Task instructions |
Gather every line holding the string "series".

[Begin]

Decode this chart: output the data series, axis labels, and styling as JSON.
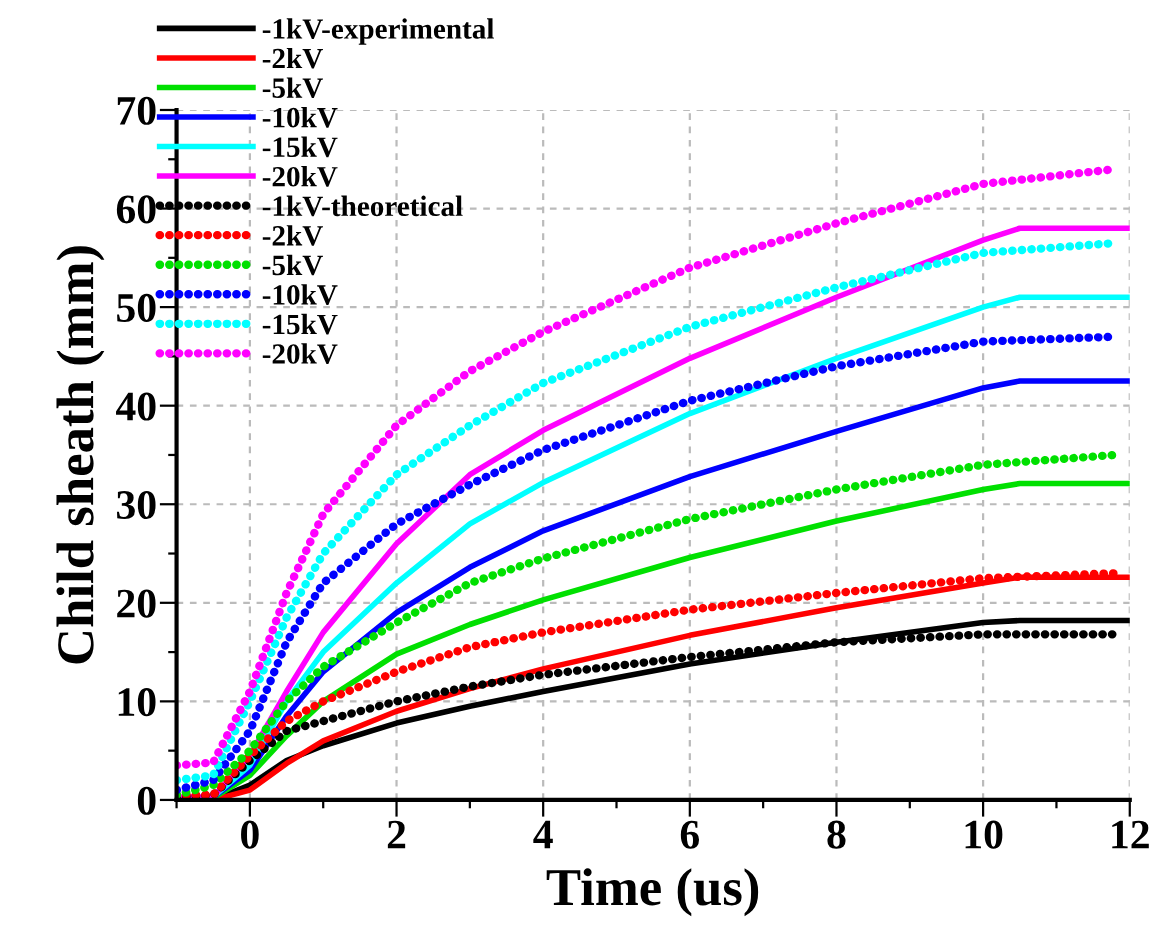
{
  "chart_data": {
    "type": "line",
    "xlabel": "Time (us)",
    "ylabel": "Child sheath (mm)",
    "xlim": [
      -1,
      12
    ],
    "ylim": [
      0,
      70
    ],
    "xticks": [
      {
        "value": -1,
        "label": null
      },
      0,
      {
        "value": 1,
        "label": null
      },
      2,
      {
        "value": 3,
        "label": null
      },
      4,
      {
        "value": 5,
        "label": null
      },
      6,
      {
        "value": 7,
        "label": null
      },
      8,
      {
        "value": 9,
        "label": null
      },
      10,
      {
        "value": 11,
        "label": null
      },
      12
    ],
    "yticks": [
      0,
      {
        "value": 5,
        "label": null
      },
      10,
      {
        "value": 15,
        "label": null
      },
      20,
      {
        "value": 25,
        "label": null
      },
      30,
      {
        "value": 35,
        "label": null
      },
      40,
      {
        "value": 45,
        "label": null
      },
      50,
      {
        "value": 55,
        "label": null
      },
      60,
      {
        "value": 65,
        "label": null
      },
      70
    ],
    "grid": true,
    "legend": "top left",
    "marker": "none",
    "x": [
      -1,
      -0.5,
      0,
      0.5,
      1,
      2,
      3,
      4,
      6,
      8,
      10,
      10.5,
      12
    ],
    "series": [
      {
        "name": "-1kV-experimental",
        "color": "#000000",
        "line_style": "solid",
        "values": [
          0,
          0,
          1.5,
          4,
          5.5,
          7.8,
          9.5,
          11,
          13.8,
          16,
          18,
          18.2,
          18.2
        ]
      },
      {
        "name": "-2kV",
        "color": "#ff0000",
        "line_style": "solid",
        "values": [
          0,
          0,
          1,
          3.7,
          6,
          9,
          11.3,
          13.3,
          16.7,
          19.5,
          22,
          22.6,
          22.6
        ]
      },
      {
        "name": "-5kV",
        "color": "#00e000",
        "line_style": "solid",
        "values": [
          0,
          0.2,
          2.5,
          6.5,
          10,
          14.8,
          17.8,
          20.3,
          24.6,
          28.3,
          31.5,
          32.1,
          32.1
        ]
      },
      {
        "name": "-10kV",
        "color": "#0000ff",
        "line_style": "solid",
        "values": [
          0,
          0.3,
          3,
          8.5,
          13,
          19,
          23.6,
          27.3,
          32.8,
          37.4,
          41.8,
          42.5,
          42.5
        ]
      },
      {
        "name": "-15kV",
        "color": "#00ffff",
        "line_style": "solid",
        "values": [
          0,
          0.3,
          3.5,
          10,
          15,
          22,
          28,
          32.2,
          39.2,
          44.8,
          50,
          51,
          51
        ]
      },
      {
        "name": "-20kV",
        "color": "#ff00ff",
        "line_style": "solid",
        "values": [
          0.3,
          0.3,
          4.5,
          11,
          17,
          26,
          33,
          37.5,
          44.8,
          51,
          56.8,
          58,
          58
        ]
      },
      {
        "name": "-1kV-theoretical",
        "color": "#000000",
        "line_style": "dotted",
        "x": [
          -1,
          -0.5,
          0,
          0.5,
          1,
          2,
          3,
          4,
          6,
          8,
          10,
          11.8
        ],
        "values": [
          0.3,
          0.5,
          4,
          7,
          8,
          10,
          11.5,
          12.7,
          14.5,
          16,
          16.8,
          16.8
        ]
      },
      {
        "name": "-2kV",
        "color": "#ff0000",
        "line_style": "dotted",
        "x": [
          -1,
          -0.5,
          0,
          0.5,
          1,
          2,
          3,
          4,
          6,
          8,
          10,
          11.8
        ],
        "values": [
          0.5,
          0.5,
          4.5,
          8,
          10,
          13,
          15.5,
          17,
          19.3,
          21,
          22.5,
          23
        ]
      },
      {
        "name": "-5kV",
        "color": "#00e000",
        "line_style": "dotted",
        "x": [
          -1,
          -0.5,
          0,
          0.5,
          1,
          2,
          3,
          4,
          6,
          8,
          10,
          11.8
        ],
        "values": [
          0.5,
          1.5,
          5,
          10,
          13.5,
          18,
          22,
          24.5,
          28.5,
          31.5,
          34,
          35
        ]
      },
      {
        "name": "-10kV",
        "color": "#0000ff",
        "line_style": "dotted",
        "x": [
          -1,
          -0.5,
          0,
          0.5,
          1,
          2,
          3,
          4,
          6,
          8,
          10,
          11.8
        ],
        "values": [
          1,
          2,
          7,
          16,
          22,
          28,
          32,
          35.5,
          40.5,
          44,
          46.5,
          47
        ]
      },
      {
        "name": "-15kV",
        "color": "#00ffff",
        "line_style": "dotted",
        "x": [
          -1,
          -0.5,
          0,
          0.5,
          1,
          2,
          3,
          4,
          6,
          8,
          10,
          11.8
        ],
        "values": [
          2,
          2.5,
          10,
          18.5,
          25,
          33,
          38,
          42.3,
          48,
          52,
          55.5,
          56.5
        ]
      },
      {
        "name": "-20kV",
        "color": "#ff00ff",
        "line_style": "dotted",
        "x": [
          -1,
          -0.5,
          0,
          0.5,
          1,
          2,
          3,
          4,
          6,
          8,
          10,
          11.8
        ],
        "values": [
          3.5,
          3.8,
          11,
          21,
          29,
          38,
          43.5,
          47.5,
          54,
          58.5,
          62.5,
          64
        ]
      }
    ]
  }
}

[End]

Task response |
Decode this chart: output the data series, axis labels, and styling as JSON.
    "series": [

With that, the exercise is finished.